[Figure contents as structured data]

*****

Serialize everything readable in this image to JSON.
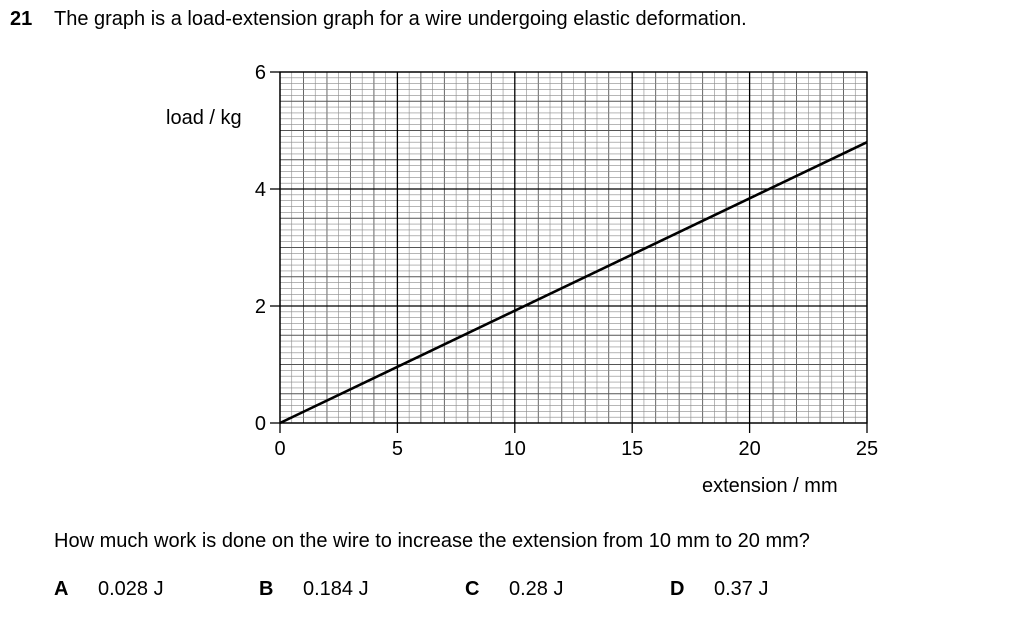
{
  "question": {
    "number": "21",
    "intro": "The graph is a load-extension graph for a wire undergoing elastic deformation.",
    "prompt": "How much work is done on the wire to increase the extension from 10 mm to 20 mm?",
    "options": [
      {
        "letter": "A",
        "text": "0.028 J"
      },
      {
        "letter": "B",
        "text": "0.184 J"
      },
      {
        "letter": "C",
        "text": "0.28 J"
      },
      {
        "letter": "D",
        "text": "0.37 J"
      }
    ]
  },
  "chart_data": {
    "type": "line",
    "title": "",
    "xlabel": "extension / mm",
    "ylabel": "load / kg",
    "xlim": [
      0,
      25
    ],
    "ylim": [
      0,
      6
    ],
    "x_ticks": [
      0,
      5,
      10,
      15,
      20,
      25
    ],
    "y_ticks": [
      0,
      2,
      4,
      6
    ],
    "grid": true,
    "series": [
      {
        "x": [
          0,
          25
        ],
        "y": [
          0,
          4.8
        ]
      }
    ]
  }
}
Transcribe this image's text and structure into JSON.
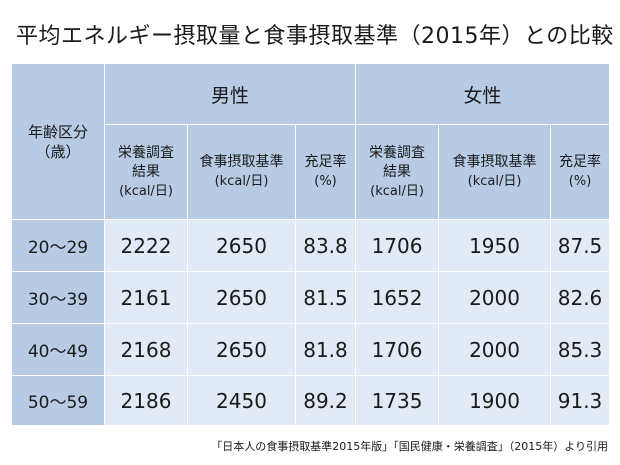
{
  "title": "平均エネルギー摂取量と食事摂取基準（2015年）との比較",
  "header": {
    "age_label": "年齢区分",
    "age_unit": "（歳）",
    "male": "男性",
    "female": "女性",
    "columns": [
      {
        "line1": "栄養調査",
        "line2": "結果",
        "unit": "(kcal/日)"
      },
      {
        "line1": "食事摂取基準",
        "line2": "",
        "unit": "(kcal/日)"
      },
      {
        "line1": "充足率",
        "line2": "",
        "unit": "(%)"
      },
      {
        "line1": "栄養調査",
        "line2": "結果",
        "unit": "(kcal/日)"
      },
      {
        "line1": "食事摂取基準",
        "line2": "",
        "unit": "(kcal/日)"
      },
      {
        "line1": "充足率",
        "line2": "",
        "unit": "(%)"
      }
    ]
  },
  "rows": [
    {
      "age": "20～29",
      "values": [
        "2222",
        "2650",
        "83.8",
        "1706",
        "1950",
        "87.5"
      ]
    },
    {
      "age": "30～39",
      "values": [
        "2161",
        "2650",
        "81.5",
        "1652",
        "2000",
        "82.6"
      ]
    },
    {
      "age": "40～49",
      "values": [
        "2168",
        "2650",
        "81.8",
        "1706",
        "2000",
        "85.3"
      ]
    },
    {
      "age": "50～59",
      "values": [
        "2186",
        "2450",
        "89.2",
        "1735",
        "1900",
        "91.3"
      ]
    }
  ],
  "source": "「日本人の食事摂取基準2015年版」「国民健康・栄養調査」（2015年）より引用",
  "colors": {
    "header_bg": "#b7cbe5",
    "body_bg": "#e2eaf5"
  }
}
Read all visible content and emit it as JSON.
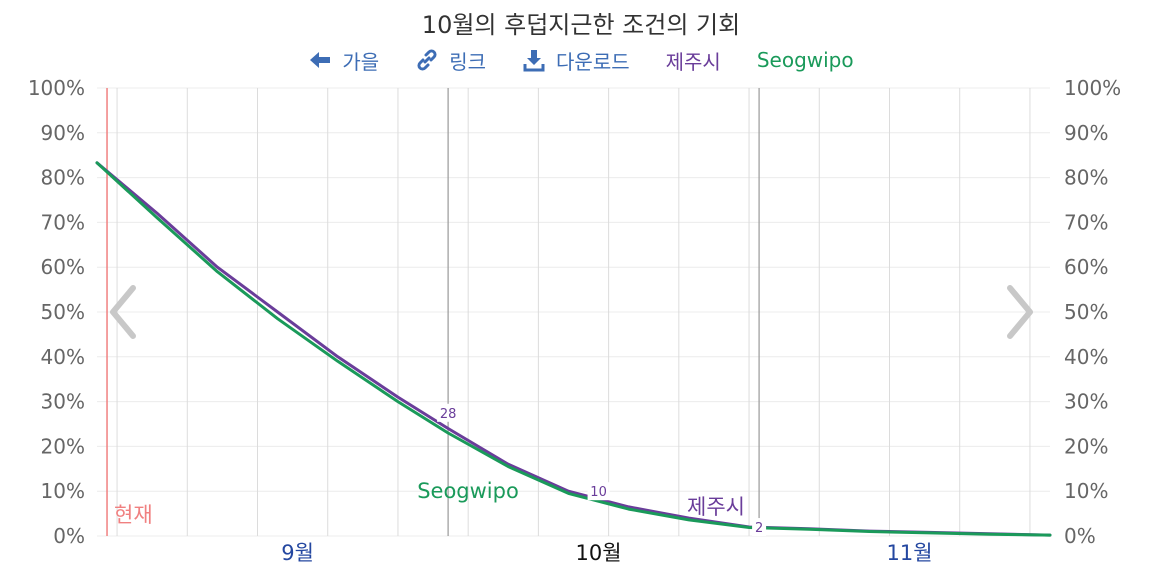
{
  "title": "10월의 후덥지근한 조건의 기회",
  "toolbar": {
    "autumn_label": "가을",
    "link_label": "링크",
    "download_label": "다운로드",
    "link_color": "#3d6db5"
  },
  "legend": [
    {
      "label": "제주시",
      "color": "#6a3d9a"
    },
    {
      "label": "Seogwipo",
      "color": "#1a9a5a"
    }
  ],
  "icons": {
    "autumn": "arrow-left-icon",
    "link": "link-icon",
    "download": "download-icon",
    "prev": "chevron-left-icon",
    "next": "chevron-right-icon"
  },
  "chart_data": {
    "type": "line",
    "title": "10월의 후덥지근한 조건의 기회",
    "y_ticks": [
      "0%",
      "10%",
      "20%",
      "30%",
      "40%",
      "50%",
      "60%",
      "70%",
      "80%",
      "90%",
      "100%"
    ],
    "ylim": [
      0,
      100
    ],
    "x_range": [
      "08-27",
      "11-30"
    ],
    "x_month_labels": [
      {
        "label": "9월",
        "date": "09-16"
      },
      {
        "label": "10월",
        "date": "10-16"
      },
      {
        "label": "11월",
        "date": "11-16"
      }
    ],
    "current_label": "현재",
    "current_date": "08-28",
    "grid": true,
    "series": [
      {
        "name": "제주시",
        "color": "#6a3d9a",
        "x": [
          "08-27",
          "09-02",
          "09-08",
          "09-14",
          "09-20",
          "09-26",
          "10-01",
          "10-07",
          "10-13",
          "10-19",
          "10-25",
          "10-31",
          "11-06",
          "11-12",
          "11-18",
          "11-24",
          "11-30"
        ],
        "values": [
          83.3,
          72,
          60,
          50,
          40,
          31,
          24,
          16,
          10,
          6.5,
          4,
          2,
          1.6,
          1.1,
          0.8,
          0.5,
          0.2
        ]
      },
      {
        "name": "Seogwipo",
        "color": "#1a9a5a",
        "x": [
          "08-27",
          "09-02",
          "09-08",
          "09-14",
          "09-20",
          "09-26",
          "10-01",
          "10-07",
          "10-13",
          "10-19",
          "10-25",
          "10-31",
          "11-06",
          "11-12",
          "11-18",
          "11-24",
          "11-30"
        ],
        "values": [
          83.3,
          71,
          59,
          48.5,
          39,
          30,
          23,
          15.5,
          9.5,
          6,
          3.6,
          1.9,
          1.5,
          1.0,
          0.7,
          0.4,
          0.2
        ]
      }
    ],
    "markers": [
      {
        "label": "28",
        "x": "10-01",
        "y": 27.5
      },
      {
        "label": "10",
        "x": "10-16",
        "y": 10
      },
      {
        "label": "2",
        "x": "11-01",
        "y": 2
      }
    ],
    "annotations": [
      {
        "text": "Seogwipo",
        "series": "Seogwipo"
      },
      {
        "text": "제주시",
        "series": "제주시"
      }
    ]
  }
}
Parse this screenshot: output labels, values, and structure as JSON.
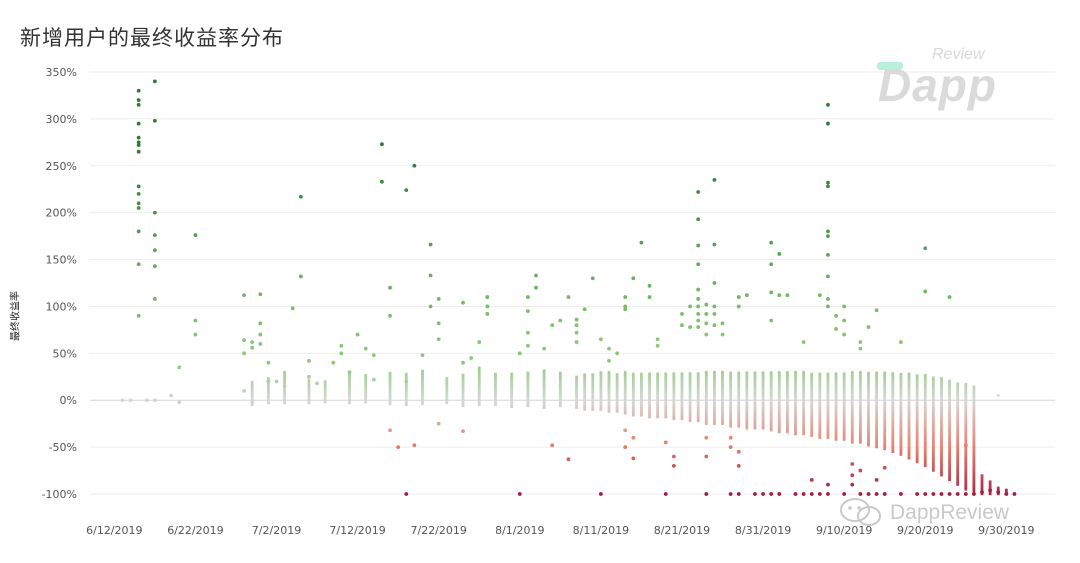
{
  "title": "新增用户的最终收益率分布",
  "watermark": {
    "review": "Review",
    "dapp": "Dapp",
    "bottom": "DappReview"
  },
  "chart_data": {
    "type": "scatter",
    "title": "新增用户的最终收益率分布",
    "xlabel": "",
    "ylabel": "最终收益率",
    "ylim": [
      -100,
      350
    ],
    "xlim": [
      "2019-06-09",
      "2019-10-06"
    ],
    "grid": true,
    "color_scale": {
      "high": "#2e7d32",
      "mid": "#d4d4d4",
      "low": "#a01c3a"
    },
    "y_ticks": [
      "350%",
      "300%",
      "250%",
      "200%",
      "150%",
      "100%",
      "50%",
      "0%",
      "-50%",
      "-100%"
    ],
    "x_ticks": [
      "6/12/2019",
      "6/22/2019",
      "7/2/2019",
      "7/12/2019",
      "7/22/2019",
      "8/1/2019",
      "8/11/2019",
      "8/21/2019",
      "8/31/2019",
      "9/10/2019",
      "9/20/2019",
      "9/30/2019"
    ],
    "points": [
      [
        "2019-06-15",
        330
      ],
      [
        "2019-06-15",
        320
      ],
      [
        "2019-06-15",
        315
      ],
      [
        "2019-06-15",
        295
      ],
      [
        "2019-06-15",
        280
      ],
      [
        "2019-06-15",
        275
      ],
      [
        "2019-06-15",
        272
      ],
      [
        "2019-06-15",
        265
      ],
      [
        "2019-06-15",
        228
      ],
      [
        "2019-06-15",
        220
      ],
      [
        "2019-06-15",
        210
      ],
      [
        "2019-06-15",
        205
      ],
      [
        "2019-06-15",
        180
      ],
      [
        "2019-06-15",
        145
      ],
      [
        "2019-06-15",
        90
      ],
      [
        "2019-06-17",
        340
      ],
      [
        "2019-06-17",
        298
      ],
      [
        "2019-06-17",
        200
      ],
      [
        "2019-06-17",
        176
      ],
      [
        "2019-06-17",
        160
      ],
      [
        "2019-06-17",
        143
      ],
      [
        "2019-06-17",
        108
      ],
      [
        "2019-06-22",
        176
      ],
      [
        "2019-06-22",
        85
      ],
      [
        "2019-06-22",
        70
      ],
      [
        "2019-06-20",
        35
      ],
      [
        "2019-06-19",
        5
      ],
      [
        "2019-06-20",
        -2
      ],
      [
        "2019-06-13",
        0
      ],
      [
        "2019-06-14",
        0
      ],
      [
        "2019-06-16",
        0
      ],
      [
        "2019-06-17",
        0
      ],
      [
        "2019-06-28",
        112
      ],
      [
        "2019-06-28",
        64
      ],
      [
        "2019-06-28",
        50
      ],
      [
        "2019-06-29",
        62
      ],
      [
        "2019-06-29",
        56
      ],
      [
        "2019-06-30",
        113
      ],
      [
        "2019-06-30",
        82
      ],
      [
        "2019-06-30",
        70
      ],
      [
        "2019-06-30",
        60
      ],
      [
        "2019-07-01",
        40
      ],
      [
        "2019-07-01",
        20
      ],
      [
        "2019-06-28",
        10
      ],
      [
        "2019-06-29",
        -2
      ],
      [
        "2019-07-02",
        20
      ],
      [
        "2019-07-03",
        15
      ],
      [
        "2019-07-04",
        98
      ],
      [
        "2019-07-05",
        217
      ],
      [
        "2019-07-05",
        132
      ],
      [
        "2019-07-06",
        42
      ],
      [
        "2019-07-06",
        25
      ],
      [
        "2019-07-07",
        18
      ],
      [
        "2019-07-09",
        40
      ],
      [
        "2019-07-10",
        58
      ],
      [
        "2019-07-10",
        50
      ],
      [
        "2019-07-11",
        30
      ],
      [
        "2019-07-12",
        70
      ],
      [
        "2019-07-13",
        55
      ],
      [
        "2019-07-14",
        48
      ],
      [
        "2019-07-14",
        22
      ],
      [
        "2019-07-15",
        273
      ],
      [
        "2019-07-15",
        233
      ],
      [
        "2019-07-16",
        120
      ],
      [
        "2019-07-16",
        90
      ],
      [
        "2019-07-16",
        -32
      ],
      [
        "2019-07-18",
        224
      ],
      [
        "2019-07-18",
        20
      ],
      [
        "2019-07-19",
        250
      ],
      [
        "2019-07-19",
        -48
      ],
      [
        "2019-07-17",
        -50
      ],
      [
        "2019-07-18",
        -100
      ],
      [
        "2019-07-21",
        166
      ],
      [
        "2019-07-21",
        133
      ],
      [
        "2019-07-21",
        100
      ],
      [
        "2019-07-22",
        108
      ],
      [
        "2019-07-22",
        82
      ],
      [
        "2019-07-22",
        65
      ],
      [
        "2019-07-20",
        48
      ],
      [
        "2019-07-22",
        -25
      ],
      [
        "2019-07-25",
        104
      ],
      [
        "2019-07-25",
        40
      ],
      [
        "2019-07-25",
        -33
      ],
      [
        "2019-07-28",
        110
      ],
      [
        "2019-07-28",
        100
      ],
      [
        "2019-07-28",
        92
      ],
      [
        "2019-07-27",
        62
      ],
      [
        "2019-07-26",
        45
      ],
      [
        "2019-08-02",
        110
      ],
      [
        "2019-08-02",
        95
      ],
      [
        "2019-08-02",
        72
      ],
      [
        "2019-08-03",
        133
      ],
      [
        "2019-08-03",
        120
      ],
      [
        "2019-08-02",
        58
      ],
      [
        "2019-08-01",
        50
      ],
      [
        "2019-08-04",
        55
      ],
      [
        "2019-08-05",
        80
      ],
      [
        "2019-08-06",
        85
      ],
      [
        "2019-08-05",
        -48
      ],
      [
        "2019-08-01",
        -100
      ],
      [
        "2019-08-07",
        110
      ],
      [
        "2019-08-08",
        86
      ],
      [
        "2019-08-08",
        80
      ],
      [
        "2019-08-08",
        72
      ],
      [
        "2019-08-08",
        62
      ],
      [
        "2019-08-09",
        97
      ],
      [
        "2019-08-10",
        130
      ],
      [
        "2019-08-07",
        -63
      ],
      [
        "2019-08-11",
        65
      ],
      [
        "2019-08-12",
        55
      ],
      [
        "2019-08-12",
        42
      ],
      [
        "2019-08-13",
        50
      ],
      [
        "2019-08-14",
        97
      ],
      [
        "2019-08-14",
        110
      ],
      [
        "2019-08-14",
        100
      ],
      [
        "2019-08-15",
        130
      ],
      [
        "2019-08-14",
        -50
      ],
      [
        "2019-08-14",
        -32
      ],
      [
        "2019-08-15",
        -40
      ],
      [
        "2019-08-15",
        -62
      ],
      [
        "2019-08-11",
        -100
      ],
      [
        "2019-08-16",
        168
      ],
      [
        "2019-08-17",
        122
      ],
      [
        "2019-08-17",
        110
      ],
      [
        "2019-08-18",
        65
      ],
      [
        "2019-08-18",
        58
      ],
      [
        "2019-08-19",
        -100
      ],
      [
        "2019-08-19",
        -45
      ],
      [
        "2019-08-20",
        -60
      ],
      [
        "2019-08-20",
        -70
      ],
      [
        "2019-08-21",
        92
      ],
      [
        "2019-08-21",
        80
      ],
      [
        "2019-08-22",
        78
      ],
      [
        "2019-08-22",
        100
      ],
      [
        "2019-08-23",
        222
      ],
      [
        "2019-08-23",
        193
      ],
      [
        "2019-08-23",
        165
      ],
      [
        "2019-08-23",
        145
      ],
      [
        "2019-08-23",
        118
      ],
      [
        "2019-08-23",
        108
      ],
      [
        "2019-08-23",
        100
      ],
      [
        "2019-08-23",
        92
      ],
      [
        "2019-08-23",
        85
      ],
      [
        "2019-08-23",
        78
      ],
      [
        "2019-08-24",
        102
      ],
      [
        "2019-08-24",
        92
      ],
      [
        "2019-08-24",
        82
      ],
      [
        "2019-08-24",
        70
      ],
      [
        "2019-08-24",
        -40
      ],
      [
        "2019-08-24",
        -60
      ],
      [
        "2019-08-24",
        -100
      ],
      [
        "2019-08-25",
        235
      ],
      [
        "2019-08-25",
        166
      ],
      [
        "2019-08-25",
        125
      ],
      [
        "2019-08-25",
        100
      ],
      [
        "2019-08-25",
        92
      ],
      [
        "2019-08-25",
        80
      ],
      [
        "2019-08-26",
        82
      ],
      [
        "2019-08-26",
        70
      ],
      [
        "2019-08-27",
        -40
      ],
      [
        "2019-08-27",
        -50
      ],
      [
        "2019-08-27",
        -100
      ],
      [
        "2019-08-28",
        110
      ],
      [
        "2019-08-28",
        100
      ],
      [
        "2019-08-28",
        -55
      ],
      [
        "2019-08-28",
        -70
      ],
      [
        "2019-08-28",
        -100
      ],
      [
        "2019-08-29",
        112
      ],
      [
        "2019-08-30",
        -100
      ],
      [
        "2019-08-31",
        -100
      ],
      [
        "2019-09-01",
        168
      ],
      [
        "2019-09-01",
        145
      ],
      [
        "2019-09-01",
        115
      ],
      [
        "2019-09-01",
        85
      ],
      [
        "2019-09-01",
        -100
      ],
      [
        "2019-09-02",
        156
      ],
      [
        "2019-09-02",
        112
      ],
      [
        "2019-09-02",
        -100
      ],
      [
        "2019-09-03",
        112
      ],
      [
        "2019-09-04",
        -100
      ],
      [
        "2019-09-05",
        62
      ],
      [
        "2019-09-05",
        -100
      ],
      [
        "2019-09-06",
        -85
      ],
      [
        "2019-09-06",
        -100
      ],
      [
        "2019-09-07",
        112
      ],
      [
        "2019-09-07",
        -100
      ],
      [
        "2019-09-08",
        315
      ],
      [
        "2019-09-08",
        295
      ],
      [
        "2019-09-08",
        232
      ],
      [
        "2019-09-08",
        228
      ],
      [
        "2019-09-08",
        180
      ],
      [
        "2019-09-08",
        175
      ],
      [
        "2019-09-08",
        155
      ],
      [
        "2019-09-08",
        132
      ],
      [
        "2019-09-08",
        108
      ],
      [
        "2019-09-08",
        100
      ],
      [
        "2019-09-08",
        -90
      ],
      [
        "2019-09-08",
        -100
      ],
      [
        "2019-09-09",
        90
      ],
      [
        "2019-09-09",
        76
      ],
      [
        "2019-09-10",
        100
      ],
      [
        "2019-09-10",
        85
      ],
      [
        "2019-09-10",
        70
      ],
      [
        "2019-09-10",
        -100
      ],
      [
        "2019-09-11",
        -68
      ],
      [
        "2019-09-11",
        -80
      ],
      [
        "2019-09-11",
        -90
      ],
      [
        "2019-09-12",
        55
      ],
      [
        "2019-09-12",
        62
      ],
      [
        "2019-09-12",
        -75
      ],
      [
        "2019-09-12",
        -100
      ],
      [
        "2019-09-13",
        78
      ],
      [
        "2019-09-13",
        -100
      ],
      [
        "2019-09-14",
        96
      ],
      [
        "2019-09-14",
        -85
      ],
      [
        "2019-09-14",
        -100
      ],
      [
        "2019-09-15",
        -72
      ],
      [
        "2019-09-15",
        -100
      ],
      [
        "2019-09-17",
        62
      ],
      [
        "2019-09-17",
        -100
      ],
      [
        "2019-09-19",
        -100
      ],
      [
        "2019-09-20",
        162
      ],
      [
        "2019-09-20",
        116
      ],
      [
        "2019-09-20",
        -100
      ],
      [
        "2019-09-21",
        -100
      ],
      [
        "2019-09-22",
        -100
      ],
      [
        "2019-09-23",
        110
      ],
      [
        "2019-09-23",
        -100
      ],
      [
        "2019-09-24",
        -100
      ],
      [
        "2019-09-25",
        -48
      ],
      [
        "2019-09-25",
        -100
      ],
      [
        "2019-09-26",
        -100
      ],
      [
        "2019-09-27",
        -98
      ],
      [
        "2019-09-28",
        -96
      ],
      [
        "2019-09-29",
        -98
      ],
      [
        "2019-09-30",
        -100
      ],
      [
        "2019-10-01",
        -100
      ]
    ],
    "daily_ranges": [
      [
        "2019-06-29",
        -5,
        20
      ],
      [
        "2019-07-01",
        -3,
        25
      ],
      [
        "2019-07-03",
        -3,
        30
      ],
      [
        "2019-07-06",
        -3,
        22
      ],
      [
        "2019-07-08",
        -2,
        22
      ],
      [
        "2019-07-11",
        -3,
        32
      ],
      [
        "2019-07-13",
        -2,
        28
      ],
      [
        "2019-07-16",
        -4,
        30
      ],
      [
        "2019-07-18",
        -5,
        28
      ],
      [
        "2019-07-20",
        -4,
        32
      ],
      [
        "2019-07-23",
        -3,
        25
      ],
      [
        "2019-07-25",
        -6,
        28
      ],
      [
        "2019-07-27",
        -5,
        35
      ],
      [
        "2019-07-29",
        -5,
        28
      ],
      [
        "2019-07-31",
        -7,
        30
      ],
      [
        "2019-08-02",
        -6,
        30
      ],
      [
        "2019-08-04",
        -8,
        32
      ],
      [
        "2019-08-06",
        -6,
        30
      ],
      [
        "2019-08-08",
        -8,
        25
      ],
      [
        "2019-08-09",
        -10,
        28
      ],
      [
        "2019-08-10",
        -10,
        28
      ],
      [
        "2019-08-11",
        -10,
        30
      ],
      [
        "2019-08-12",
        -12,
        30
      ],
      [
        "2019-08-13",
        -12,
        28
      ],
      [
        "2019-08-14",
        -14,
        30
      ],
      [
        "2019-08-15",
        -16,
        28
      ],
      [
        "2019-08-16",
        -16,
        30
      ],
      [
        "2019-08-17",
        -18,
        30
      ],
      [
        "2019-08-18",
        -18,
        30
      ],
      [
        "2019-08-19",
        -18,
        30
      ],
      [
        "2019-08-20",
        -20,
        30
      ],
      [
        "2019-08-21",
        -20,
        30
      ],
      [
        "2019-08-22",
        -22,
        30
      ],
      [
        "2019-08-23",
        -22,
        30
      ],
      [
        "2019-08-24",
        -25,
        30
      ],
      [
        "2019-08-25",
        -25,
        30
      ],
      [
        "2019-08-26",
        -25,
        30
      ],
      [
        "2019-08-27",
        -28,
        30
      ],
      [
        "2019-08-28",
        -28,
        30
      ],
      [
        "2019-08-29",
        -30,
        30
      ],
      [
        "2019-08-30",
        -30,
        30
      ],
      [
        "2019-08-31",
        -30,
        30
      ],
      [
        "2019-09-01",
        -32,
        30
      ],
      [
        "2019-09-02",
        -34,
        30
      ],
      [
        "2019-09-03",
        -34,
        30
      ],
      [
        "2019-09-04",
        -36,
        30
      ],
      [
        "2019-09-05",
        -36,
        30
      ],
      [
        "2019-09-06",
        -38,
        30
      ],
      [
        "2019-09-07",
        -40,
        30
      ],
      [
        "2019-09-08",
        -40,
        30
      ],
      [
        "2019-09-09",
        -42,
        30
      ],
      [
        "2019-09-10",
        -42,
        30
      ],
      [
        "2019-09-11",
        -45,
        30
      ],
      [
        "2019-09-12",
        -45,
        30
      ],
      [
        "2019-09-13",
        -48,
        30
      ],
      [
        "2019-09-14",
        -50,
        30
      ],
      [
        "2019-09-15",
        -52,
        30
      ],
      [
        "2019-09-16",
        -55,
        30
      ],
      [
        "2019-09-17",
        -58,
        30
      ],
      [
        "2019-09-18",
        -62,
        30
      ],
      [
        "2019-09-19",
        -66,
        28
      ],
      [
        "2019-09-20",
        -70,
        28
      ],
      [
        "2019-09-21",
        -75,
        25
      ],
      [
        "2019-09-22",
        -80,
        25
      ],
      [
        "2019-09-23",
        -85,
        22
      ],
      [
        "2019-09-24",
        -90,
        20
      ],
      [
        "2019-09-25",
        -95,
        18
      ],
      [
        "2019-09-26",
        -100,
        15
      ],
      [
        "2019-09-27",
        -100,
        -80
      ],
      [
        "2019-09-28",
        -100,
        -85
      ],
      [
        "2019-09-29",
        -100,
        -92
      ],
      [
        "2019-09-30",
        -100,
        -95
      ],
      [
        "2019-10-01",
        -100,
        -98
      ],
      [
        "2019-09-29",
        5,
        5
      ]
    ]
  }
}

*****

Find how many lines of the material carry the string "series". Only the number should be in the answer.

Task response:
4